Task to complete:
Review the lines that follow and copy each one that contains the word "start".

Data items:
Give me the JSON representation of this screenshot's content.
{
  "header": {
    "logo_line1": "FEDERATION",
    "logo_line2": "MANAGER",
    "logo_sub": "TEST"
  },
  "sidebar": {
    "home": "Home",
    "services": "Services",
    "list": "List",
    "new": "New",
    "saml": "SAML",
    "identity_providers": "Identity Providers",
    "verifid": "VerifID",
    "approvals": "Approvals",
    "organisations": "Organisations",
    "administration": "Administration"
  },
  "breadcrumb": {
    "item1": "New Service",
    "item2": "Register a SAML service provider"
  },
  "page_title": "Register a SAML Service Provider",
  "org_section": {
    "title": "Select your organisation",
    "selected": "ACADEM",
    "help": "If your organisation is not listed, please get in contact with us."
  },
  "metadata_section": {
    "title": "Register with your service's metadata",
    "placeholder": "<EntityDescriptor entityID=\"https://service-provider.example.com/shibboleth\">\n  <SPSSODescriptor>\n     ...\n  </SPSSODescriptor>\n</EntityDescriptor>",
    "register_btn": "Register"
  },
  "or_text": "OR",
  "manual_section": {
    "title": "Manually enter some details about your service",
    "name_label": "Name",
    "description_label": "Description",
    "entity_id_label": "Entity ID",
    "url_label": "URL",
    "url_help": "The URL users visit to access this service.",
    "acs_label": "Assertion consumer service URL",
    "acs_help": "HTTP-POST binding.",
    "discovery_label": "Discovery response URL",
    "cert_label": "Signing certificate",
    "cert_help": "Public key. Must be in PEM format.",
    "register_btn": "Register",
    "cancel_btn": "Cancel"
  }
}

* * *

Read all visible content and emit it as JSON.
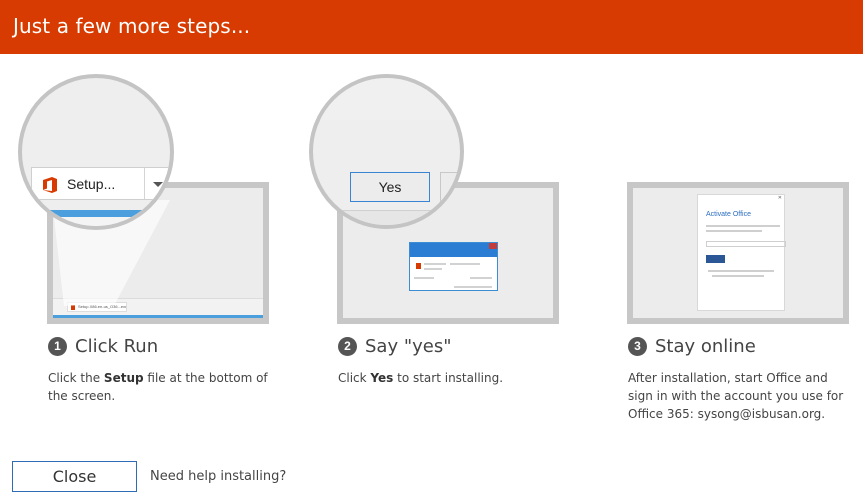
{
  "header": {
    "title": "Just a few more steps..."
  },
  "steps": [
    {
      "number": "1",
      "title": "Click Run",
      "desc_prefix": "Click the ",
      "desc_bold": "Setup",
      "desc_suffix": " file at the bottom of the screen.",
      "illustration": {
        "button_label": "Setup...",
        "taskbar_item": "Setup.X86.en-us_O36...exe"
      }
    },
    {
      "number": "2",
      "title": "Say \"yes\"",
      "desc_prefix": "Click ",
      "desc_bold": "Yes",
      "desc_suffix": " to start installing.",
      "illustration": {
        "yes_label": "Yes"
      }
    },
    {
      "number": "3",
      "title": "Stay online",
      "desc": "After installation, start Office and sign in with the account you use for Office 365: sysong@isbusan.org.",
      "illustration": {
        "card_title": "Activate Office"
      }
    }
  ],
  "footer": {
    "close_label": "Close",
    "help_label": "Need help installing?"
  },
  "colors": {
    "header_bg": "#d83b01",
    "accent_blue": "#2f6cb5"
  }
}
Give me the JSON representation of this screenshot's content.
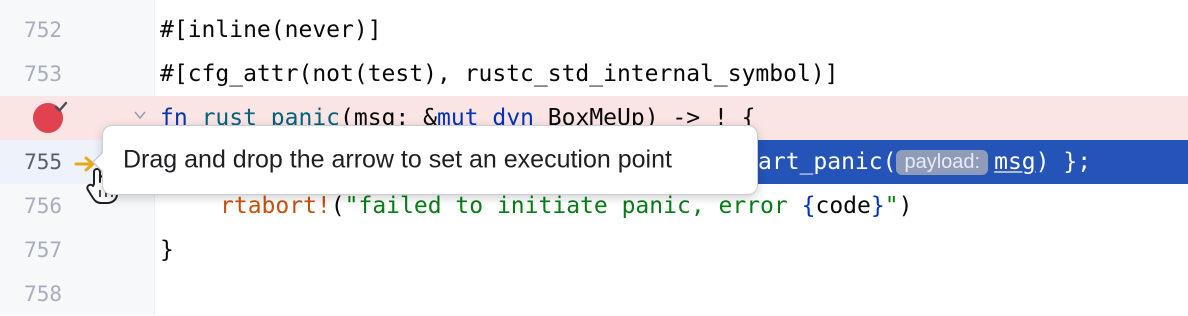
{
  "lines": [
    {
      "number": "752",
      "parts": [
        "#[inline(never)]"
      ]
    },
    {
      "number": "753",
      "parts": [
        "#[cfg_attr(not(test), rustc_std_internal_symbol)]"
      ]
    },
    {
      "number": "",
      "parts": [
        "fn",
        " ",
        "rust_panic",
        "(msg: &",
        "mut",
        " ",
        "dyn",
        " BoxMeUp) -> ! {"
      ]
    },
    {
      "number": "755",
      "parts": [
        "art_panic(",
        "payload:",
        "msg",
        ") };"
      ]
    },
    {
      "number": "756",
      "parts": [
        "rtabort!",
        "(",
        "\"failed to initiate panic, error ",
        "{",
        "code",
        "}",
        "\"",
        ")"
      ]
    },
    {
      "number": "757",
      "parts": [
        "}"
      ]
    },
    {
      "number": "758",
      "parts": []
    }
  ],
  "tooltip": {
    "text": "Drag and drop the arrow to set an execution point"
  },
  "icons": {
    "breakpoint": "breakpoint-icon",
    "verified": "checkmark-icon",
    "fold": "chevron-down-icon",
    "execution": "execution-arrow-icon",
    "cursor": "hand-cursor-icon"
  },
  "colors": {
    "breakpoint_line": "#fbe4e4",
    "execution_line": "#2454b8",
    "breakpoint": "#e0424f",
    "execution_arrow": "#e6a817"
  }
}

Full output:
      "desc_suffix": " to start installing.",
      "desc": "After installation, start Office and sign in with the account you use for Office 365: sysong@isbusan.org.",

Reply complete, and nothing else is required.